── SUPPLIED DATA
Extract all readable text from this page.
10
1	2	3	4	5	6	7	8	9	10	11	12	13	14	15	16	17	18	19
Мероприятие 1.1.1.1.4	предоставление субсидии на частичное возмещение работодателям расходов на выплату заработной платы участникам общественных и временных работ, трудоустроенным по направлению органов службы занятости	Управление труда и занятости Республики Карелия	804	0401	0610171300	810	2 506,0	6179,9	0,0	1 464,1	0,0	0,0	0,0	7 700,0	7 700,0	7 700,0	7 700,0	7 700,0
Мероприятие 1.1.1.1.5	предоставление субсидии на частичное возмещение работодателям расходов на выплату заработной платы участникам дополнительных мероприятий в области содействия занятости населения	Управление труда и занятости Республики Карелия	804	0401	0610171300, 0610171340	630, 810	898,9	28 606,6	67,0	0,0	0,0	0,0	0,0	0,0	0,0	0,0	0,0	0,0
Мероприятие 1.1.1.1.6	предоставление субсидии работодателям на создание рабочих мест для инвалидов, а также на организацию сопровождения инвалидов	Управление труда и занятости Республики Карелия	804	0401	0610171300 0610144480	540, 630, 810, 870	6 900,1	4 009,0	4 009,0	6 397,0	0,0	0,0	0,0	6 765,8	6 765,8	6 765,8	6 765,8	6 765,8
────
EXERCISE PROMPT ▸
Each record must be returned exactly as it is written.

ANSWER TO THE EXERCISE ▸
Extract all readable text from this page.
10
1	2	3	4	5	6	7	8	9	10	11	12	13	14	15	16	17	18	19
Мероприятие 1.1.1.1.4	предоставление субсидии на частичное возмещение работодателям расходов на выплату заработной платы участникам общественных и временных работ, трудоустроенным по направлению органов службы занятости	Управление труда и занятости Республики Карелия	804	0401	0610171300	810	2 506,0	6179,9	0,0	1 464,1	0,0	0,0	0,0	7 700,0	7 700,0	7 700,0	7 700,0	7 700,0
Мероприятие 1.1.1.1.5	предоставление субсидии на частичное возмещение работодателям расходов на выплату заработной платы участникам дополнительных мероприятий в области содействия занятости населения	Управление труда и занятости Республики Карелия	804	0401	0610171300, 0610171340	630, 810	898,9	28 606,6	67,0	0,0	0,0	0,0	0,0	0,0	0,0	0,0	0,0	0,0
Мероприятие 1.1.1.1.6	предоставление субсидии работодателям на создание рабочих мест для инвалидов, а также на организацию сопровождения инвалидов	Управление труда и занятости Республики Карелия	804	0401	0610171300 0610144480	540, 630, 810, 870	6 900,1	4 009,0	4 009,0	6 397,0	0,0	0,0	0,0	6 765,8	6 765,8	6 765,8	6 765,8	6 765,8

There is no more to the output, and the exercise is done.